▶ Stored items:
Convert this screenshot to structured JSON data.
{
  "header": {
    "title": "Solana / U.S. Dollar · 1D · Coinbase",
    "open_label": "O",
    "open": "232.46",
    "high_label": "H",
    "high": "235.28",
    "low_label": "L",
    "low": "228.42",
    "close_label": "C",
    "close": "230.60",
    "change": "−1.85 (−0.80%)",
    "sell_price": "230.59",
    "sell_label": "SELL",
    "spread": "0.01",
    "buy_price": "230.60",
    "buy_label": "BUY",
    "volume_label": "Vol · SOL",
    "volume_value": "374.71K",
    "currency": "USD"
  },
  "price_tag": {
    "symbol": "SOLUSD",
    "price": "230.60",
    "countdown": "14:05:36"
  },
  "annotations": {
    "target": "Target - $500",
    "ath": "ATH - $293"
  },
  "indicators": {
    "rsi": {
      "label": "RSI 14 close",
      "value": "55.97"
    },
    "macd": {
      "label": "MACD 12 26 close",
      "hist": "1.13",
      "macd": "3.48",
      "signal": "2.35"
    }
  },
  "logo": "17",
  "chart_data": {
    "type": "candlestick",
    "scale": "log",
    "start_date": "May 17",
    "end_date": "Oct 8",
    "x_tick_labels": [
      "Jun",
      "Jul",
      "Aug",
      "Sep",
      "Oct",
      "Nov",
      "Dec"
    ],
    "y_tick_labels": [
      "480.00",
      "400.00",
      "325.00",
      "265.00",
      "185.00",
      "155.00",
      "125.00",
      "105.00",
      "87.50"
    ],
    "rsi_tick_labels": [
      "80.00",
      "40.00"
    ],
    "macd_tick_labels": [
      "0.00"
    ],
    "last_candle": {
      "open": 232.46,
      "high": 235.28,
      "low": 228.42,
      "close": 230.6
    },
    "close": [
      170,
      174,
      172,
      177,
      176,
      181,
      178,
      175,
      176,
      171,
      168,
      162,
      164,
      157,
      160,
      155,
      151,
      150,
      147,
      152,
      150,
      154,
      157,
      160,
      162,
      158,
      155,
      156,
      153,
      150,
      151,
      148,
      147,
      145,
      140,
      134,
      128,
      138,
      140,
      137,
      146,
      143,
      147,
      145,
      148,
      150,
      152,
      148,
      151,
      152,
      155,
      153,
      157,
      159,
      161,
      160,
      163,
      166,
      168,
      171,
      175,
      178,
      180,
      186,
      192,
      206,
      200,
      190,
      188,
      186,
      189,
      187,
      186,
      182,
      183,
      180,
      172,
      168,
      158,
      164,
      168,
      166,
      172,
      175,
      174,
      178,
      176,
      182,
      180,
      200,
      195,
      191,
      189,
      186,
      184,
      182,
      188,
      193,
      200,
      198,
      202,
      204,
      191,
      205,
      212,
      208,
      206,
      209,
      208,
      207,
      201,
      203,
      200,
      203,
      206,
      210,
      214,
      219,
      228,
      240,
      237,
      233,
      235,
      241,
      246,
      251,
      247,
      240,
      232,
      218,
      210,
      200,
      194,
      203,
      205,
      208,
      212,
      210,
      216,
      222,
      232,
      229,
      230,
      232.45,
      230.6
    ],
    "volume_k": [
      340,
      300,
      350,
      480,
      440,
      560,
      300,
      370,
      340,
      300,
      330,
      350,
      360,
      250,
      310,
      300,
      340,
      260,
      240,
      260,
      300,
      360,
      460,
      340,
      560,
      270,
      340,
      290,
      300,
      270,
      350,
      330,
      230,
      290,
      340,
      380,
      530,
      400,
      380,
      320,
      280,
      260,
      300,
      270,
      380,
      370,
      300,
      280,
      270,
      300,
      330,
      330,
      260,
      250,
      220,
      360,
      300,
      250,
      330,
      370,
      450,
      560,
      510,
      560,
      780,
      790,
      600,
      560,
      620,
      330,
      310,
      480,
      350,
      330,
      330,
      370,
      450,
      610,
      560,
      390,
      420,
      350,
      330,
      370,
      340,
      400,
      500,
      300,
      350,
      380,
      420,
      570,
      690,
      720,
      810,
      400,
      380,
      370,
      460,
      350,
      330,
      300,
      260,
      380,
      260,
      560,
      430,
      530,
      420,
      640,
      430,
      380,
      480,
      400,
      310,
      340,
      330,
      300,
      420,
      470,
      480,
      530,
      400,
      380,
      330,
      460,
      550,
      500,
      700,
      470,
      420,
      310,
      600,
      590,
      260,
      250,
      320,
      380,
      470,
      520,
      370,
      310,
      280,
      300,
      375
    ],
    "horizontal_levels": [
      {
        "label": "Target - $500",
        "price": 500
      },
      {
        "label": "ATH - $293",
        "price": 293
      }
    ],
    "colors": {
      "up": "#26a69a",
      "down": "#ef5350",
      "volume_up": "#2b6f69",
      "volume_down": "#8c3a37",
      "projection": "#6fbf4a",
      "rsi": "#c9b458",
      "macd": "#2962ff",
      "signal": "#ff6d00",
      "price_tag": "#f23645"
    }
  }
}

▶ DESCRIPTION OF THE TASK: Every record should be repeated exactly; please leave none out.

▶ RESULT:
Convert this screenshot to structured JSON data.
{
  "header": {
    "title": "Solana / U.S. Dollar · 1D · Coinbase",
    "open_label": "O",
    "open": "232.46",
    "high_label": "H",
    "high": "235.28",
    "low_label": "L",
    "low": "228.42",
    "close_label": "C",
    "close": "230.60",
    "change": "−1.85 (−0.80%)",
    "sell_price": "230.59",
    "sell_label": "SELL",
    "spread": "0.01",
    "buy_price": "230.60",
    "buy_label": "BUY",
    "volume_label": "Vol · SOL",
    "volume_value": "374.71K",
    "currency": "USD"
  },
  "price_tag": {
    "symbol": "SOLUSD",
    "price": "230.60",
    "countdown": "14:05:36"
  },
  "annotations": {
    "target": "Target - $500",
    "ath": "ATH - $293"
  },
  "indicators": {
    "rsi": {
      "label": "RSI 14 close",
      "value": "55.97"
    },
    "macd": {
      "label": "MACD 12 26 close",
      "hist": "1.13",
      "macd": "3.48",
      "signal": "2.35"
    }
  },
  "logo": "17",
  "chart_data": {
    "type": "candlestick",
    "scale": "log",
    "start_date": "May 17",
    "end_date": "Oct 8",
    "x_tick_labels": [
      "Jun",
      "Jul",
      "Aug",
      "Sep",
      "Oct",
      "Nov",
      "Dec"
    ],
    "y_tick_labels": [
      "480.00",
      "400.00",
      "325.00",
      "265.00",
      "185.00",
      "155.00",
      "125.00",
      "105.00",
      "87.50"
    ],
    "rsi_tick_labels": [
      "80.00",
      "40.00"
    ],
    "macd_tick_labels": [
      "0.00"
    ],
    "last_candle": {
      "open": 232.46,
      "high": 235.28,
      "low": 228.42,
      "close": 230.6
    },
    "close": [
      170,
      174,
      172,
      177,
      176,
      181,
      178,
      175,
      176,
      171,
      168,
      162,
      164,
      157,
      160,
      155,
      151,
      150,
      147,
      152,
      150,
      154,
      157,
      160,
      162,
      158,
      155,
      156,
      153,
      150,
      151,
      148,
      147,
      145,
      140,
      134,
      128,
      138,
      140,
      137,
      146,
      143,
      147,
      145,
      148,
      150,
      152,
      148,
      151,
      152,
      155,
      153,
      157,
      159,
      161,
      160,
      163,
      166,
      168,
      171,
      175,
      178,
      180,
      186,
      192,
      206,
      200,
      190,
      188,
      186,
      189,
      187,
      186,
      182,
      183,
      180,
      172,
      168,
      158,
      164,
      168,
      166,
      172,
      175,
      174,
      178,
      176,
      182,
      180,
      200,
      195,
      191,
      189,
      186,
      184,
      182,
      188,
      193,
      200,
      198,
      202,
      204,
      191,
      205,
      212,
      208,
      206,
      209,
      208,
      207,
      201,
      203,
      200,
      203,
      206,
      210,
      214,
      219,
      228,
      240,
      237,
      233,
      235,
      241,
      246,
      251,
      247,
      240,
      232,
      218,
      210,
      200,
      194,
      203,
      205,
      208,
      212,
      210,
      216,
      222,
      232,
      229,
      230,
      232.45,
      230.6
    ],
    "volume_k": [
      340,
      300,
      350,
      480,
      440,
      560,
      300,
      370,
      340,
      300,
      330,
      350,
      360,
      250,
      310,
      300,
      340,
      260,
      240,
      260,
      300,
      360,
      460,
      340,
      560,
      270,
      340,
      290,
      300,
      270,
      350,
      330,
      230,
      290,
      340,
      380,
      530,
      400,
      380,
      320,
      280,
      260,
      300,
      270,
      380,
      370,
      300,
      280,
      270,
      300,
      330,
      330,
      260,
      250,
      220,
      360,
      300,
      250,
      330,
      370,
      450,
      560,
      510,
      560,
      780,
      790,
      600,
      560,
      620,
      330,
      310,
      480,
      350,
      330,
      330,
      370,
      450,
      610,
      560,
      390,
      420,
      350,
      330,
      370,
      340,
      400,
      500,
      300,
      350,
      380,
      420,
      570,
      690,
      720,
      810,
      400,
      380,
      370,
      460,
      350,
      330,
      300,
      260,
      380,
      260,
      560,
      430,
      530,
      420,
      640,
      430,
      380,
      480,
      400,
      310,
      340,
      330,
      300,
      420,
      470,
      480,
      530,
      400,
      380,
      330,
      460,
      550,
      500,
      700,
      470,
      420,
      310,
      600,
      590,
      260,
      250,
      320,
      380,
      470,
      520,
      370,
      310,
      280,
      300,
      375
    ],
    "horizontal_levels": [
      {
        "label": "Target - $500",
        "price": 500
      },
      {
        "label": "ATH - $293",
        "price": 293
      }
    ],
    "colors": {
      "up": "#26a69a",
      "down": "#ef5350",
      "volume_up": "#2b6f69",
      "volume_down": "#8c3a37",
      "projection": "#6fbf4a",
      "rsi": "#c9b458",
      "macd": "#2962ff",
      "signal": "#ff6d00",
      "price_tag": "#f23645"
    }
  }
}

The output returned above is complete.